## Exercise description
Here are some records; return them all exactly.

(Excerpts from a figure dataset)
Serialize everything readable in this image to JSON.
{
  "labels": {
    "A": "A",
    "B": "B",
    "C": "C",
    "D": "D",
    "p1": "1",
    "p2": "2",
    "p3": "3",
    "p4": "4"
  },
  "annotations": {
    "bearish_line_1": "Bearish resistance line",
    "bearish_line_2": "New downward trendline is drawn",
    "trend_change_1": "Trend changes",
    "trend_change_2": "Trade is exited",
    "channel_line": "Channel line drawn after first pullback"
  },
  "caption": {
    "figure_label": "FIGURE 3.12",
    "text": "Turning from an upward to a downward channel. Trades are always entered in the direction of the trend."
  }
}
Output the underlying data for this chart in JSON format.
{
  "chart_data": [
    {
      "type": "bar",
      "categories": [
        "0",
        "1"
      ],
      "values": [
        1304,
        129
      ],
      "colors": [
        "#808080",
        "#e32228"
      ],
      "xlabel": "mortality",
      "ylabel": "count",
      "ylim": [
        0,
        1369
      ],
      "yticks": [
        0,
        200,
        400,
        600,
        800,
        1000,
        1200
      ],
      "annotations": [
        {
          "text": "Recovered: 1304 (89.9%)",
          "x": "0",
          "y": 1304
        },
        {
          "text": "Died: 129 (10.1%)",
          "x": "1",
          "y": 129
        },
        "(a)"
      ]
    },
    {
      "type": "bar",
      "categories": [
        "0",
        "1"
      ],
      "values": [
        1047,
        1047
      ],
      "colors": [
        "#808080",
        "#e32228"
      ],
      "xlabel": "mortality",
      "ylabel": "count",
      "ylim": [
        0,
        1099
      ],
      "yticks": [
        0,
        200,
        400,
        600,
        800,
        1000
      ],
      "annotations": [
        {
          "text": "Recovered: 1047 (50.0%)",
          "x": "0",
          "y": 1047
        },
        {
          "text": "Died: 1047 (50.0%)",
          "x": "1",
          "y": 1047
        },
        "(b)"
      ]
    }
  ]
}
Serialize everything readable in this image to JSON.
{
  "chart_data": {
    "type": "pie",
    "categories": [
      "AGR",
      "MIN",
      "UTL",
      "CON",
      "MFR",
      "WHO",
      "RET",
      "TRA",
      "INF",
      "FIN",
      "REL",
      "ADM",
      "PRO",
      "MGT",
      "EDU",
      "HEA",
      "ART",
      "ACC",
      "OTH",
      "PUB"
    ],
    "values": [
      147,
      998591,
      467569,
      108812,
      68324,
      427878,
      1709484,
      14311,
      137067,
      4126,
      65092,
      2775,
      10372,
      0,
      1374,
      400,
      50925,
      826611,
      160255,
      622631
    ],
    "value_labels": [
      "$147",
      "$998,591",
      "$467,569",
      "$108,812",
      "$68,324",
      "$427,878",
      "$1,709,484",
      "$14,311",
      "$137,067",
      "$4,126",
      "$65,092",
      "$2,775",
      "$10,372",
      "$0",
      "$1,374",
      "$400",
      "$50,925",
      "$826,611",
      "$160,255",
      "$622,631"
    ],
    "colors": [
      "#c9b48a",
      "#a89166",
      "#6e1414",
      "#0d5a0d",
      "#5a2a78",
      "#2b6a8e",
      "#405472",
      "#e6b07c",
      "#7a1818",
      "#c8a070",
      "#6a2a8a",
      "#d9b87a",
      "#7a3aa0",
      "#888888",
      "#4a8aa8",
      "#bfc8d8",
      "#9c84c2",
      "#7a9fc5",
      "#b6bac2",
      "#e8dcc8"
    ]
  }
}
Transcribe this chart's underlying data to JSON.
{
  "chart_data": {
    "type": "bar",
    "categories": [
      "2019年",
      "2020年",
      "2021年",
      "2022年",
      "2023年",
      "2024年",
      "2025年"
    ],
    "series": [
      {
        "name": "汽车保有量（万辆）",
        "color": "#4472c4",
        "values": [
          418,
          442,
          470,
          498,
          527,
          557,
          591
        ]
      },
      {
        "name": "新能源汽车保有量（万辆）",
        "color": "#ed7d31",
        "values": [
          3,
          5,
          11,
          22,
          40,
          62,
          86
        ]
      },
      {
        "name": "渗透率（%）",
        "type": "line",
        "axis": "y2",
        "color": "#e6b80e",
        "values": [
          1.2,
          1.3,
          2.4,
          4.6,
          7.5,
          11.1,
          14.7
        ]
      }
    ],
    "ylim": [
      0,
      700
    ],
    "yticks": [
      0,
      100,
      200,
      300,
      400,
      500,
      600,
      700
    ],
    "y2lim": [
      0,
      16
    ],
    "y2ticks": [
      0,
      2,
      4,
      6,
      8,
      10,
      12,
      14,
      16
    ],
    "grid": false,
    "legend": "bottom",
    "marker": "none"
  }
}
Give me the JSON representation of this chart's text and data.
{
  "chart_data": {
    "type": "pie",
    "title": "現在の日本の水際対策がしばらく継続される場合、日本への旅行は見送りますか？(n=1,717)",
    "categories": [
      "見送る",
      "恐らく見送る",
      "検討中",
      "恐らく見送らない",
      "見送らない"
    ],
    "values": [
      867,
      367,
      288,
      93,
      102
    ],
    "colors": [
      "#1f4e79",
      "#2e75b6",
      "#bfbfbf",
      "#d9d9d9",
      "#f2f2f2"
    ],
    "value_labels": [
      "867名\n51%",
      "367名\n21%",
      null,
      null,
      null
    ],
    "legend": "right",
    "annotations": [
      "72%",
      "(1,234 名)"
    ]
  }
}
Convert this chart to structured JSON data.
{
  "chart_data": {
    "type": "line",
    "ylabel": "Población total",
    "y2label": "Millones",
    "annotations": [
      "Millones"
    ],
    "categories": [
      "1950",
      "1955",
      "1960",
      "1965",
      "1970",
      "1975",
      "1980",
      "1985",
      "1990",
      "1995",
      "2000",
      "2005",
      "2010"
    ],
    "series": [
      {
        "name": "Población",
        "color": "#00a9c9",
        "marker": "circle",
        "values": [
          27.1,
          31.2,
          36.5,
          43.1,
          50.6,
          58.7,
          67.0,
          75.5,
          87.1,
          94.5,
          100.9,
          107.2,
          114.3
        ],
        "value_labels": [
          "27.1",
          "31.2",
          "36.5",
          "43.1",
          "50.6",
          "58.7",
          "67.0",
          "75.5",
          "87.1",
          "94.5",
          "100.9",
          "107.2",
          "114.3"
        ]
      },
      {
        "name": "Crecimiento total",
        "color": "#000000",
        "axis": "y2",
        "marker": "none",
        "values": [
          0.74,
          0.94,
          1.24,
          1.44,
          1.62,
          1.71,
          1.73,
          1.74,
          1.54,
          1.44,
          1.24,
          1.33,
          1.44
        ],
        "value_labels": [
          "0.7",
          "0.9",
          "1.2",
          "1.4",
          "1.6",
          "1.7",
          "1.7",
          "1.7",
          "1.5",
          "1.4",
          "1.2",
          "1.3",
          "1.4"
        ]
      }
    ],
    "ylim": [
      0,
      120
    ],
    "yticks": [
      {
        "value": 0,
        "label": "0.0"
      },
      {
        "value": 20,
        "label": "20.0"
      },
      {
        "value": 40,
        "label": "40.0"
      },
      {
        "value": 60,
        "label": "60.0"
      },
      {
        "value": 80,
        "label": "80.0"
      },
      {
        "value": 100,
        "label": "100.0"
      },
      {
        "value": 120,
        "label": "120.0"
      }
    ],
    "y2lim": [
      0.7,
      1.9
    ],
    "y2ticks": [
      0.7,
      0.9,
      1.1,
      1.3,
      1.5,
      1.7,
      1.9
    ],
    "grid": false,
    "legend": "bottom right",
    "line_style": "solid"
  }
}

## Answer to this problem
Serialize everything readable in this image to JSON.
{
  "labels": {
    "A": "A",
    "B": "B",
    "C": "C",
    "D": "D",
    "p1": "1",
    "p2": "2",
    "p3": "3",
    "p4": "4"
  },
  "annotations": {
    "bearish_line_1": "Bearish resistance line",
    "bearish_line_2": "New downward trendline is drawn",
    "trend_change_1": "Trend changes",
    "trend_change_2": "Trade is exited",
    "channel_line": "Channel line drawn after first pullback"
  },
  "caption": {
    "figure_label": "FIGURE 3.12",
    "text": "Turning from an upward to a downward channel. Trades are always entered in the direction of the trend."
  }
}
Output the underlying data for this chart in JSON format.
{
  "chart_data": [
    {
      "type": "bar",
      "categories": [
        "0",
        "1"
      ],
      "values": [
        1304,
        129
      ],
      "colors": [
        "#808080",
        "#e32228"
      ],
      "xlabel": "mortality",
      "ylabel": "count",
      "ylim": [
        0,
        1369
      ],
      "yticks": [
        0,
        200,
        400,
        600,
        800,
        1000,
        1200
      ],
      "annotations": [
        {
          "text": "Recovered: 1304 (89.9%)",
          "x": "0",
          "y": 1304
        },
        {
          "text": "Died: 129 (10.1%)",
          "x": "1",
          "y": 129
        },
        "(a)"
      ]
    },
    {
      "type": "bar",
      "categories": [
        "0",
        "1"
      ],
      "values": [
        1047,
        1047
      ],
      "colors": [
        "#808080",
        "#e32228"
      ],
      "xlabel": "mortality",
      "ylabel": "count",
      "ylim": [
        0,
        1099
      ],
      "yticks": [
        0,
        200,
        400,
        600,
        800,
        1000
      ],
      "annotations": [
        {
          "text": "Recovered: 1047 (50.0%)",
          "x": "0",
          "y": 1047
        },
        {
          "text": "Died: 1047 (50.0%)",
          "x": "1",
          "y": 1047
        },
        "(b)"
      ]
    }
  ]
}
Serialize everything readable in this image to JSON.
{
  "chart_data": {
    "type": "pie",
    "categories": [
      "AGR",
      "MIN",
      "UTL",
      "CON",
      "MFR",
      "WHO",
      "RET",
      "TRA",
      "INF",
      "FIN",
      "REL",
      "ADM",
      "PRO",
      "MGT",
      "EDU",
      "HEA",
      "ART",
      "ACC",
      "OTH",
      "PUB"
    ],
    "values": [
      147,
      998591,
      467569,
      108812,
      68324,
      427878,
      1709484,
      14311,
      137067,
      4126,
      65092,
      2775,
      10372,
      0,
      1374,
      400,
      50925,
      826611,
      160255,
      622631
    ],
    "value_labels": [
      "$147",
      "$998,591",
      "$467,569",
      "$108,812",
      "$68,324",
      "$427,878",
      "$1,709,484",
      "$14,311",
      "$137,067",
      "$4,126",
      "$65,092",
      "$2,775",
      "$10,372",
      "$0",
      "$1,374",
      "$400",
      "$50,925",
      "$826,611",
      "$160,255",
      "$622,631"
    ],
    "colors": [
      "#c9b48a",
      "#a89166",
      "#6e1414",
      "#0d5a0d",
      "#5a2a78",
      "#2b6a8e",
      "#405472",
      "#e6b07c",
      "#7a1818",
      "#c8a070",
      "#6a2a8a",
      "#d9b87a",
      "#7a3aa0",
      "#888888",
      "#4a8aa8",
      "#bfc8d8",
      "#9c84c2",
      "#7a9fc5",
      "#b6bac2",
      "#e8dcc8"
    ]
  }
}
Transcribe this chart's underlying data to JSON.
{
  "chart_data": {
    "type": "bar",
    "categories": [
      "2019年",
      "2020年",
      "2021年",
      "2022年",
      "2023年",
      "2024年",
      "2025年"
    ],
    "series": [
      {
        "name": "汽车保有量（万辆）",
        "color": "#4472c4",
        "values": [
          418,
          442,
          470,
          498,
          527,
          557,
          591
        ]
      },
      {
        "name": "新能源汽车保有量（万辆）",
        "color": "#ed7d31",
        "values": [
          3,
          5,
          11,
          22,
          40,
          62,
          86
        ]
      },
      {
        "name": "渗透率（%）",
        "type": "line",
        "axis": "y2",
        "color": "#e6b80e",
        "values": [
          1.2,
          1.3,
          2.4,
          4.6,
          7.5,
          11.1,
          14.7
        ]
      }
    ],
    "ylim": [
      0,
      700
    ],
    "yticks": [
      0,
      100,
      200,
      300,
      400,
      500,
      600,
      700
    ],
    "y2lim": [
      0,
      16
    ],
    "y2ticks": [
      0,
      2,
      4,
      6,
      8,
      10,
      12,
      14,
      16
    ],
    "grid": false,
    "legend": "bottom",
    "marker": "none"
  }
}
Give me the JSON representation of this chart's text and data.
{
  "chart_data": {
    "type": "pie",
    "title": "現在の日本の水際対策がしばらく継続される場合、日本への旅行は見送りますか？(n=1,717)",
    "categories": [
      "見送る",
      "恐らく見送る",
      "検討中",
      "恐らく見送らない",
      "見送らない"
    ],
    "values": [
      867,
      367,
      288,
      93,
      102
    ],
    "colors": [
      "#1f4e79",
      "#2e75b6",
      "#bfbfbf",
      "#d9d9d9",
      "#f2f2f2"
    ],
    "value_labels": [
      "867名\n51%",
      "367名\n21%",
      null,
      null,
      null
    ],
    "legend": "right",
    "annotations": [
      "72%",
      "(1,234 名)"
    ]
  }
}
Convert this chart to structured JSON data.
{
  "chart_data": {
    "type": "line",
    "ylabel": "Población total",
    "y2label": "Millones",
    "annotations": [
      "Millones"
    ],
    "categories": [
      "1950",
      "1955",
      "1960",
      "1965",
      "1970",
      "1975",
      "1980",
      "1985",
      "1990",
      "1995",
      "2000",
      "2005",
      "2010"
    ],
    "series": [
      {
        "name": "Población",
        "color": "#00a9c9",
        "marker": "circle",
        "values": [
          27.1,
          31.2,
          36.5,
          43.1,
          50.6,
          58.7,
          67.0,
          75.5,
          87.1,
          94.5,
          100.9,
          107.2,
          114.3
        ],
        "value_labels": [
          "27.1",
          "31.2",
          "36.5",
          "43.1",
          "50.6",
          "58.7",
          "67.0",
          "75.5",
          "87.1",
          "94.5",
          "100.9",
          "107.2",
          "114.3"
        ]
      },
      {
        "name": "Crecimiento total",
        "color": "#000000",
        "axis": "y2",
        "marker": "none",
        "values": [
          0.74,
          0.94,
          1.24,
          1.44,
          1.62,
          1.71,
          1.73,
          1.74,
          1.54,
          1.44,
          1.24,
          1.33,
          1.44
        ],
        "value_labels": [
          "0.7",
          "0.9",
          "1.2",
          "1.4",
          "1.6",
          "1.7",
          "1.7",
          "1.7",
          "1.5",
          "1.4",
          "1.2",
          "1.3",
          "1.4"
        ]
      }
    ],
    "ylim": [
      0,
      120
    ],
    "yticks": [
      {
        "value": 0,
        "label": "0.0"
      },
      {
        "value": 20,
        "label": "20.0"
      },
      {
        "value": 40,
        "label": "40.0"
      },
      {
        "value": 60,
        "label": "60.0"
      },
      {
        "value": 80,
        "label": "80.0"
      },
      {
        "value": 100,
        "label": "100.0"
      },
      {
        "value": 120,
        "label": "120.0"
      }
    ],
    "y2lim": [
      0.7,
      1.9
    ],
    "y2ticks": [
      0.7,
      0.9,
      1.1,
      1.3,
      1.5,
      1.7,
      1.9
    ],
    "grid": false,
    "legend": "bottom right",
    "line_style": "solid"
  }
}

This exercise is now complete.